■ TASK PROMPT ■
Write out every line of the entries below as one numbered list, skipping any blank lines.

■ PROVIDED INFORMATION ■
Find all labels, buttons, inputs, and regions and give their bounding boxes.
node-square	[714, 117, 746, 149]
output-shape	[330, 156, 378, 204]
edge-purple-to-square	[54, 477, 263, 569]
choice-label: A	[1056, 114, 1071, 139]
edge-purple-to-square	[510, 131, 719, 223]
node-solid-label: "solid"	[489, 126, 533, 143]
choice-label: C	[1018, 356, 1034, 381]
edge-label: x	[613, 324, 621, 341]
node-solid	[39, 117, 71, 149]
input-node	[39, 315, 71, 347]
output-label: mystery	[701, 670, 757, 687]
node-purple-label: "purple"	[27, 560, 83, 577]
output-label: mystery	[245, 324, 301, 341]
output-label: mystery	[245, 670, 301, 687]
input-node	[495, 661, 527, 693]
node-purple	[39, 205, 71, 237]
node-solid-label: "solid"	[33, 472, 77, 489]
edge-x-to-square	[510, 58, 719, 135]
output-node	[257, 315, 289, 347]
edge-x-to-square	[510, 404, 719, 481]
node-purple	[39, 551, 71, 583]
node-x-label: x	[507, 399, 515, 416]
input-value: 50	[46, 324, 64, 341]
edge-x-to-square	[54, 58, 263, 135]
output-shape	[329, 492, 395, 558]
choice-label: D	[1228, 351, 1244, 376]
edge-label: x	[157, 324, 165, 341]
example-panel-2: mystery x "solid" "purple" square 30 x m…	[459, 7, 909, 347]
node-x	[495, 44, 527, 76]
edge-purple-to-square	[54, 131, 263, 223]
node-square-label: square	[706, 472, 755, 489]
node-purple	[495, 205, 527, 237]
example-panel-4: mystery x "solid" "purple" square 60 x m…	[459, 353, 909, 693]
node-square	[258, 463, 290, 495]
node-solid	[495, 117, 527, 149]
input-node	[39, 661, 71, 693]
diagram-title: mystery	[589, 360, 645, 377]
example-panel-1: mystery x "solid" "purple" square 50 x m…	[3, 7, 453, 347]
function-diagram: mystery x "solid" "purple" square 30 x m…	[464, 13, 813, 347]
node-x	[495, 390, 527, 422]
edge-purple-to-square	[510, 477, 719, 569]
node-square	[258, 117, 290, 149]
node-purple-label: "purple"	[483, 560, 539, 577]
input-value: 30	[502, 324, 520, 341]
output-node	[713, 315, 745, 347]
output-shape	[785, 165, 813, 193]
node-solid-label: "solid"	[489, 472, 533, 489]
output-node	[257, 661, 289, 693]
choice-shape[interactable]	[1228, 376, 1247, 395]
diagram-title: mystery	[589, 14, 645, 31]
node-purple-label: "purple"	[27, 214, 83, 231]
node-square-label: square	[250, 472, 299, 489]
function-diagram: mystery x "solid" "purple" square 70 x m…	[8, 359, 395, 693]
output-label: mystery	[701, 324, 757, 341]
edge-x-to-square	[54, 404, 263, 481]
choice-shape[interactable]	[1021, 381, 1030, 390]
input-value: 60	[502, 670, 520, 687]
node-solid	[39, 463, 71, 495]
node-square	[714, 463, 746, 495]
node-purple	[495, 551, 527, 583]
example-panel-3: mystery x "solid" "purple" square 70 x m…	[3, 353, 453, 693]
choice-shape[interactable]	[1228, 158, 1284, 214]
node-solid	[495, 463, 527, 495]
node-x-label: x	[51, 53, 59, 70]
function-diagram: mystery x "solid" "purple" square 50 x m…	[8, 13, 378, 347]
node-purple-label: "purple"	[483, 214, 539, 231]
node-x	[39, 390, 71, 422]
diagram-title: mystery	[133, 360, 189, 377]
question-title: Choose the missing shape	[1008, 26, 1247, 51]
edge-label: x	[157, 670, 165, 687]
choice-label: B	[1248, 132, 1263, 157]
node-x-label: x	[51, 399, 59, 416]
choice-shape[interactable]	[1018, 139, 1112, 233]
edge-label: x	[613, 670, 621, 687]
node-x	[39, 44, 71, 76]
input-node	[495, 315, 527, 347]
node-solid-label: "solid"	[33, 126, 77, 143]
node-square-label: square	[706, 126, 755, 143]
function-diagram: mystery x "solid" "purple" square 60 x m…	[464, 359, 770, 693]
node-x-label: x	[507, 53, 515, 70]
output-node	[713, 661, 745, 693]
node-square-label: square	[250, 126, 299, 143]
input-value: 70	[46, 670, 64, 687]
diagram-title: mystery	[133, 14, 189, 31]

■ SOLUTION FOR THIS TASK ■
1. Find all labels, buttons, inputs, and regions and give their bounding boxes.
2. node-square	[714, 117, 746, 149]
3. output-shape	[330, 156, 378, 204]
4. edge-purple-to-square	[54, 477, 263, 569]
5. choice-label: A	[1056, 114, 1071, 139]
6. edge-purple-to-square	[510, 131, 719, 223]
7. node-solid-label: "solid"	[489, 126, 533, 143]
8. choice-label: C	[1018, 356, 1034, 381]
9. edge-label: x	[613, 324, 621, 341]
10. node-solid	[39, 117, 71, 149]
11. input-node	[39, 315, 71, 347]
12. output-label: mystery	[701, 670, 757, 687]
13. node-purple-label: "purple"	[27, 560, 83, 577]
14. output-label: mystery	[245, 324, 301, 341]
15. output-label: mystery	[245, 670, 301, 687]
16. input-node	[495, 661, 527, 693]
17. node-purple	[39, 205, 71, 237]
18. node-solid-label: "solid"	[33, 472, 77, 489]
19. edge-x-to-square	[510, 58, 719, 135]
20. output-node	[257, 315, 289, 347]
21. edge-x-to-square	[510, 404, 719, 481]
22. node-purple	[39, 551, 71, 583]
23. node-x-label: x	[507, 399, 515, 416]
24. input-value: 50	[46, 324, 64, 341]
25. edge-x-to-square	[54, 58, 263, 135]
26. output-shape	[329, 492, 395, 558]
27. choice-label: D	[1228, 351, 1244, 376]
28. edge-label: x	[157, 324, 165, 341]
29. example-panel-2: mystery x "solid" "purple" square 30 x m…	[459, 7, 909, 347]
30. node-x	[495, 44, 527, 76]
31. edge-purple-to-square	[54, 131, 263, 223]
32. node-square-label: square	[706, 472, 755, 489]
33. node-purple	[495, 205, 527, 237]
34. example-panel-4: mystery x "solid" "purple" square 60 x m…	[459, 353, 909, 693]
35. node-square	[258, 463, 290, 495]
36. node-solid	[495, 117, 527, 149]
37. input-node	[39, 661, 71, 693]
38. diagram-title: mystery	[589, 360, 645, 377]
39. example-panel-1: mystery x "solid" "purple" square 50 x m…	[3, 7, 453, 347]
40. function-diagram: mystery x "solid" "purple" square 30 x m…	[464, 13, 813, 347]
41. node-x	[495, 390, 527, 422]
42. edge-purple-to-square	[510, 477, 719, 569]
43. node-square	[258, 117, 290, 149]
44. node-purple-label: "purple"	[483, 560, 539, 577]
45. input-value: 30	[502, 324, 520, 341]
46. output-node	[713, 315, 745, 347]
47. output-shape	[785, 165, 813, 193]
48. node-solid-label: "solid"	[489, 472, 533, 489]
49. output-node	[257, 661, 289, 693]
50. choice-shape[interactable]	[1228, 376, 1247, 395]
51. diagram-title: mystery	[589, 14, 645, 31]
52. node-purple-label: "purple"	[27, 214, 83, 231]
53. node-square-label: square	[250, 472, 299, 489]
54. function-diagram: mystery x "solid" "purple" square 70 x m…	[8, 359, 395, 693]
55. output-label: mystery	[701, 324, 757, 341]
56. edge-x-to-square	[54, 404, 263, 481]
57. choice-shape[interactable]	[1021, 381, 1030, 390]
58. input-value: 60	[502, 670, 520, 687]
59. node-solid	[39, 463, 71, 495]
60. node-square	[714, 463, 746, 495]
61. node-purple	[495, 551, 527, 583]
62. example-panel-3: mystery x "solid" "purple" square 70 x m…	[3, 353, 453, 693]
63. choice-shape[interactable]	[1228, 158, 1284, 214]
64. node-solid	[495, 463, 527, 495]
65. node-x-label: x	[51, 53, 59, 70]
66. function-diagram: mystery x "solid" "purple" square 50 x m…	[8, 13, 378, 347]
67. node-purple-label: "purple"	[483, 214, 539, 231]
68. node-x	[39, 390, 71, 422]
69. diagram-title: mystery	[133, 360, 189, 377]
70. question-title: Choose the missing shape	[1008, 26, 1247, 51]
71. edge-label: x	[157, 670, 165, 687]
72. choice-label: B	[1248, 132, 1263, 157]
73. node-x-label: x	[51, 399, 59, 416]
74. choice-shape[interactable]	[1018, 139, 1112, 233]
75. edge-label: x	[613, 670, 621, 687]
76. node-x	[39, 44, 71, 76]
77. input-node	[495, 315, 527, 347]
78. node-solid-label: "solid"	[33, 126, 77, 143]
79. node-square-label: square	[706, 126, 755, 143]
80. function-diagram: mystery x "solid" "purple" square 60 x m…	[464, 359, 770, 693]
81. node-x-label: x	[507, 53, 515, 70]
82. output-node	[713, 661, 745, 693]
83. node-square-label: square	[250, 126, 299, 143]
84. input-value: 70	[46, 670, 64, 687]
85. diagram-title: mystery	[133, 14, 189, 31]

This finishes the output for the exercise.